- [Given exercise]:
Each entry below must be repeated word for word.

- [Stored items]:
______

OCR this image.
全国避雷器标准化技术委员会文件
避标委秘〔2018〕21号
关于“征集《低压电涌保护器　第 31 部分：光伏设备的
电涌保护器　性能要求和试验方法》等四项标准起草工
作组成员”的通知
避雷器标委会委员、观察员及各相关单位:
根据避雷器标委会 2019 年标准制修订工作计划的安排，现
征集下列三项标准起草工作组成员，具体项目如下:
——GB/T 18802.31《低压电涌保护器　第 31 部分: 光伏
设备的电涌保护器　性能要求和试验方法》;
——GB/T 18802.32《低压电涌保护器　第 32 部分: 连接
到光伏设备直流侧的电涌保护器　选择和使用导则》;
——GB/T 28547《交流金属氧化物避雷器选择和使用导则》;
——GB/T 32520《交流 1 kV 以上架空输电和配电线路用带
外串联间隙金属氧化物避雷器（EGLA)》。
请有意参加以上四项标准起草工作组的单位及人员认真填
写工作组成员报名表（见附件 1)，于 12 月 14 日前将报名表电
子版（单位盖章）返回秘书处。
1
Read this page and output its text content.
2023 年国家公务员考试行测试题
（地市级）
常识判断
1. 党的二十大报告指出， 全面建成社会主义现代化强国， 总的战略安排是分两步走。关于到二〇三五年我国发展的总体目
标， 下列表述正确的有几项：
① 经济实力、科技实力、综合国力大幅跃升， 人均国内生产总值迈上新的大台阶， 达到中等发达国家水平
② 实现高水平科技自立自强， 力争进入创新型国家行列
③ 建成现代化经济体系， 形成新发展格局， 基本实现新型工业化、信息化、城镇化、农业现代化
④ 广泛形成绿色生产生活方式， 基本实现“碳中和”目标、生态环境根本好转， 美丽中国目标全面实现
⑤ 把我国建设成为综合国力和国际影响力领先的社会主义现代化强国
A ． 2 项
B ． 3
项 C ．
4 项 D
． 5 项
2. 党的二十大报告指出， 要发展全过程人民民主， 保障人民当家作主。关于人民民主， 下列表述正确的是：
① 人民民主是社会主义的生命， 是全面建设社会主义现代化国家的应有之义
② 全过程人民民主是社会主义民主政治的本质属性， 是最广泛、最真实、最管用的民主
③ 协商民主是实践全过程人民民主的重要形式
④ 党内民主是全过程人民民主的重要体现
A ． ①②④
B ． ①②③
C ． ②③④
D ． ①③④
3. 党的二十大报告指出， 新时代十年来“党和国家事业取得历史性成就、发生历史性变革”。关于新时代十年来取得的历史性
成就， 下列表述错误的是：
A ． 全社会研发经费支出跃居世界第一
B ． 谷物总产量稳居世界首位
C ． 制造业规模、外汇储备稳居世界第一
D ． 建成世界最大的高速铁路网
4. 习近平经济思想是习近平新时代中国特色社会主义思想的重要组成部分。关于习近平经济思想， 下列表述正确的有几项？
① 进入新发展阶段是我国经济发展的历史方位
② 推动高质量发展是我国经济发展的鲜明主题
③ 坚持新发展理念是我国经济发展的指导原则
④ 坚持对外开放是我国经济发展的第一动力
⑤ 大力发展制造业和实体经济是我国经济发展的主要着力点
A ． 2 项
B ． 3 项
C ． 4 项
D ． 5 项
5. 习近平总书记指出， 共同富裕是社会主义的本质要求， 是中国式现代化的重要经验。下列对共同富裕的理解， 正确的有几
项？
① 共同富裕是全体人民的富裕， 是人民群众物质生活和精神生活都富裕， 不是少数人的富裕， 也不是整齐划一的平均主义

______

- [Exercise output]:
OCR this image.
全国避雷器标准化技术委员会文件
避标委秘〔2018〕21号
关于“征集《低压电涌保护器　第 31 部分：光伏设备的
电涌保护器　性能要求和试验方法》等四项标准起草工
作组成员”的通知
避雷器标委会委员、观察员及各相关单位:
根据避雷器标委会 2019 年标准制修订工作计划的安排，现
征集下列三项标准起草工作组成员，具体项目如下:
——GB/T 18802.31《低压电涌保护器　第 31 部分: 光伏
设备的电涌保护器　性能要求和试验方法》;
——GB/T 18802.32《低压电涌保护器　第 32 部分: 连接
到光伏设备直流侧的电涌保护器　选择和使用导则》;
——GB/T 28547《交流金属氧化物避雷器选择和使用导则》;
——GB/T 32520《交流 1 kV 以上架空输电和配电线路用带
外串联间隙金属氧化物避雷器（EGLA)》。
请有意参加以上四项标准起草工作组的单位及人员认真填
写工作组成员报名表（见附件 1)，于 12 月 14 日前将报名表电
子版（单位盖章）返回秘书处。
1
Read this page and output its text content.
2023 年国家公务员考试行测试题
（地市级）
常识判断
1. 党的二十大报告指出， 全面建成社会主义现代化强国， 总的战略安排是分两步走。关于到二〇三五年我国发展的总体目
标， 下列表述正确的有几项：
① 经济实力、科技实力、综合国力大幅跃升， 人均国内生产总值迈上新的大台阶， 达到中等发达国家水平
② 实现高水平科技自立自强， 力争进入创新型国家行列
③ 建成现代化经济体系， 形成新发展格局， 基本实现新型工业化、信息化、城镇化、农业现代化
④ 广泛形成绿色生产生活方式， 基本实现“碳中和”目标、生态环境根本好转， 美丽中国目标全面实现
⑤ 把我国建设成为综合国力和国际影响力领先的社会主义现代化强国
A ． 2 项
B ． 3
项 C ．
4 项 D
． 5 项
2. 党的二十大报告指出， 要发展全过程人民民主， 保障人民当家作主。关于人民民主， 下列表述正确的是：
① 人民民主是社会主义的生命， 是全面建设社会主义现代化国家的应有之义
② 全过程人民民主是社会主义民主政治的本质属性， 是最广泛、最真实、最管用的民主
③ 协商民主是实践全过程人民民主的重要形式
④ 党内民主是全过程人民民主的重要体现
A ． ①②④
B ． ①②③
C ． ②③④
D ． ①③④
3. 党的二十大报告指出， 新时代十年来“党和国家事业取得历史性成就、发生历史性变革”。关于新时代十年来取得的历史性
成就， 下列表述错误的是：
A ． 全社会研发经费支出跃居世界第一
B ． 谷物总产量稳居世界首位
C ． 制造业规模、外汇储备稳居世界第一
D ． 建成世界最大的高速铁路网
4. 习近平经济思想是习近平新时代中国特色社会主义思想的重要组成部分。关于习近平经济思想， 下列表述正确的有几项？
① 进入新发展阶段是我国经济发展的历史方位
② 推动高质量发展是我国经济发展的鲜明主题
③ 坚持新发展理念是我国经济发展的指导原则
④ 坚持对外开放是我国经济发展的第一动力
⑤ 大力发展制造业和实体经济是我国经济发展的主要着力点
A ． 2 项
B ． 3 项
C ． 4 项
D ． 5 项
5. 习近平总书记指出， 共同富裕是社会主义的本质要求， 是中国式现代化的重要经验。下列对共同富裕的理解， 正确的有几
项？
① 共同富裕是全体人民的富裕， 是人民群众物质生活和精神生活都富裕， 不是少数人的富裕， 也不是整齐划一的平均主义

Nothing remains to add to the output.